◆ What is required
Would you filter the listing below so that only lines with the word "into" remain?

▽

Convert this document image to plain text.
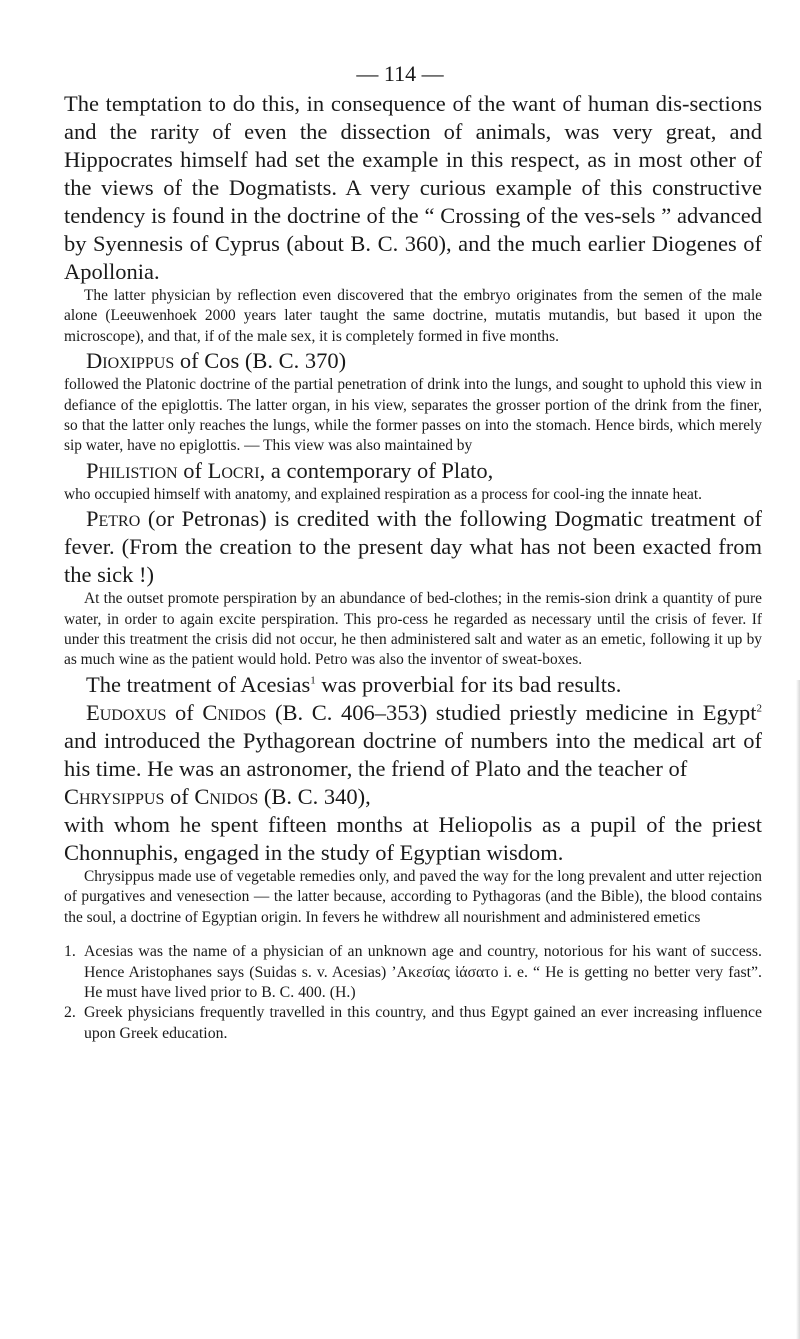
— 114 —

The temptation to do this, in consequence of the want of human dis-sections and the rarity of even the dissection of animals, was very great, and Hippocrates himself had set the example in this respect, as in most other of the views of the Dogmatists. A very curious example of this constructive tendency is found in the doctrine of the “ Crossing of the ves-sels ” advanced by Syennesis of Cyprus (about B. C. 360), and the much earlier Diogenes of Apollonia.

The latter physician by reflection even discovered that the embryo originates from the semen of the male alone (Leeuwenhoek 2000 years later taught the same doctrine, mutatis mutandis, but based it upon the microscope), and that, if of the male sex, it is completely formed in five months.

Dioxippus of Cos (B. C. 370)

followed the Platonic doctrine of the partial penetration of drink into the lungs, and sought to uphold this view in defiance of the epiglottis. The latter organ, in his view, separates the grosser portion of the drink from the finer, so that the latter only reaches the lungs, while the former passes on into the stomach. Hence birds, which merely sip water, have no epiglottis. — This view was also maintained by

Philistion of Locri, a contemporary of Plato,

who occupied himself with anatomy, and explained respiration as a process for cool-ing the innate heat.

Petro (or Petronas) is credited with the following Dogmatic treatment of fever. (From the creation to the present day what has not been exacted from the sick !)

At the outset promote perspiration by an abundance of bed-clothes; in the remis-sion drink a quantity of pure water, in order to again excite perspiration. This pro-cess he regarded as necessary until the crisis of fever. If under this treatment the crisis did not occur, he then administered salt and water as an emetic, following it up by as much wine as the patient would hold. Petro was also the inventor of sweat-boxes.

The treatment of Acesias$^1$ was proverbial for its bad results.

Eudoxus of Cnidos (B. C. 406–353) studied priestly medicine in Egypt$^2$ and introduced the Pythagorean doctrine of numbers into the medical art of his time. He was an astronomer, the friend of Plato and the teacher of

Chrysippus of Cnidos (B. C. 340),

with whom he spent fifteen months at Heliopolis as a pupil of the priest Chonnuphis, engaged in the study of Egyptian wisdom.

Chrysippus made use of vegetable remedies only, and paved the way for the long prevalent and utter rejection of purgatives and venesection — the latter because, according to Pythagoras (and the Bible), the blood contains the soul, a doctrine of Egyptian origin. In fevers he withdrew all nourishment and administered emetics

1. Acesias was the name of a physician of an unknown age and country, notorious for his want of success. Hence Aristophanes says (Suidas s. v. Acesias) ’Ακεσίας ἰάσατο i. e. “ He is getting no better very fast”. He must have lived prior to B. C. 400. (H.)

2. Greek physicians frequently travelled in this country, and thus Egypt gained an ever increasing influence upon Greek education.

△
▽

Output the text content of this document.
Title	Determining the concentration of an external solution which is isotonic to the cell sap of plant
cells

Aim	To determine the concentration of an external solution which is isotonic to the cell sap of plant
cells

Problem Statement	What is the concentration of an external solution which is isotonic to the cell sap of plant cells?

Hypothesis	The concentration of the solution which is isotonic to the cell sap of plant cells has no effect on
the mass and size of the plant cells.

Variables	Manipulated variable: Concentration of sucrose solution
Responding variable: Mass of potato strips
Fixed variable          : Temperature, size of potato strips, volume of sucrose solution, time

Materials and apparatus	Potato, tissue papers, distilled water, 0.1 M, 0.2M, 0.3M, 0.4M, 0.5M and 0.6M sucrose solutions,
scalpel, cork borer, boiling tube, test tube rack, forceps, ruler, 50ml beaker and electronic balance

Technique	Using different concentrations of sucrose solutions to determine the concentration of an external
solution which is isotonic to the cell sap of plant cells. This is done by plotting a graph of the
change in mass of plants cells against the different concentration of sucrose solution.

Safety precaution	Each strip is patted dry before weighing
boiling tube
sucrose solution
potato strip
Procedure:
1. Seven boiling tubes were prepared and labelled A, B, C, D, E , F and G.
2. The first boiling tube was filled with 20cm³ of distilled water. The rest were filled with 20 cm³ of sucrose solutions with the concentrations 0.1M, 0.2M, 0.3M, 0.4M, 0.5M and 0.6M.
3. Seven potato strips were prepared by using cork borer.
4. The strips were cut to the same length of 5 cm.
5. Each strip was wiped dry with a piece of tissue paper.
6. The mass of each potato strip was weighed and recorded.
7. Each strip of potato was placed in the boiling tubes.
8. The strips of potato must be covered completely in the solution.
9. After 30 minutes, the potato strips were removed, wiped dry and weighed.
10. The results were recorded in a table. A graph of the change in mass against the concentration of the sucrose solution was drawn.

△

◆ Output below
followed the Platonic doctrine of the partial penetration of drink into the lungs, and sought to uphold this view in defiance of the epiglottis. The latter organ, in his view, separates the grosser portion of the drink from the finer, so that the latter only reaches the lungs, while the former passes on into the stomach. Hence birds, which merely sip water, have no epiglottis. — This view was also maintained by
Eudoxus of Cnidos (B. C. 406–353) studied priestly medicine in Egypt$^2$ and introduced the Pythagorean doctrine of numbers into the medical art of his time. He was an astronomer, the friend of Plato and the teacher of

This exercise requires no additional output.